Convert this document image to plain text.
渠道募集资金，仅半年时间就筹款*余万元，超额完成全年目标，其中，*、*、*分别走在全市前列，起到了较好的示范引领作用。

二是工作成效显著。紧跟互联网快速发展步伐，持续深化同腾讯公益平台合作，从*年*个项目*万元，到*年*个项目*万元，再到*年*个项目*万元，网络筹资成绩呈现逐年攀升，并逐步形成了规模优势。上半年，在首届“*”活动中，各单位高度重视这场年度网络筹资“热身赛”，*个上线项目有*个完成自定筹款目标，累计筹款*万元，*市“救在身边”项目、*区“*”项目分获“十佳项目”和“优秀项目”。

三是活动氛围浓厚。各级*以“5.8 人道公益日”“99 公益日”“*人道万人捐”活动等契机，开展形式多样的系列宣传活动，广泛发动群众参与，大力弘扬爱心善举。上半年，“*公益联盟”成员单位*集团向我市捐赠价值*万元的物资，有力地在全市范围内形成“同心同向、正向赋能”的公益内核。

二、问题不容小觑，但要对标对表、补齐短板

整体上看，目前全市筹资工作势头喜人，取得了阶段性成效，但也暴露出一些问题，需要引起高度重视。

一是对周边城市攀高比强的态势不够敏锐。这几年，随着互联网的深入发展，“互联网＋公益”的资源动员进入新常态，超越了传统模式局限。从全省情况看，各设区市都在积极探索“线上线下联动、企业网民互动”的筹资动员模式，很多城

# # # #

WHAT YOU ARE ASKED TO DO:
Write out the entire listing exactly.

WRITTEN ANSWER:
Convert this document image to plain text.
渠道募集资金，仅半年时间就筹款*余万元，超额完成全年目标，其中，*、*、*分别走在全市前列，起到了较好的示范引领作用。

二是工作成效显著。紧跟互联网快速发展步伐，持续深化同腾讯公益平台合作，从*年*个项目*万元，到*年*个项目*万元，再到*年*个项目*万元，网络筹资成绩呈现逐年攀升，并逐步形成了规模优势。上半年，在首届“*”活动中，各单位高度重视这场年度网络筹资“热身赛”，*个上线项目有*个完成自定筹款目标，累计筹款*万元，*市“救在身边”项目、*区“*”项目分获“十佳项目”和“优秀项目”。

三是活动氛围浓厚。各级*以“5.8 人道公益日”“99 公益日”“*人道万人捐”活动等契机，开展形式多样的系列宣传活动，广泛发动群众参与，大力弘扬爱心善举。上半年，“*公益联盟”成员单位*集团向我市捐赠价值*万元的物资，有力地在全市范围内形成“同心同向、正向赋能”的公益内核。

二、问题不容小觑，但要对标对表、补齐短板

整体上看，目前全市筹资工作势头喜人，取得了阶段性成效，但也暴露出一些问题，需要引起高度重视。

一是对周边城市攀高比强的态势不够敏锐。这几年，随着互联网的深入发展，“互联网＋公益”的资源动员进入新常态，超越了传统模式局限。从全省情况看，各设区市都在积极探索“线上线下联动、企业网民互动”的筹资动员模式，很多城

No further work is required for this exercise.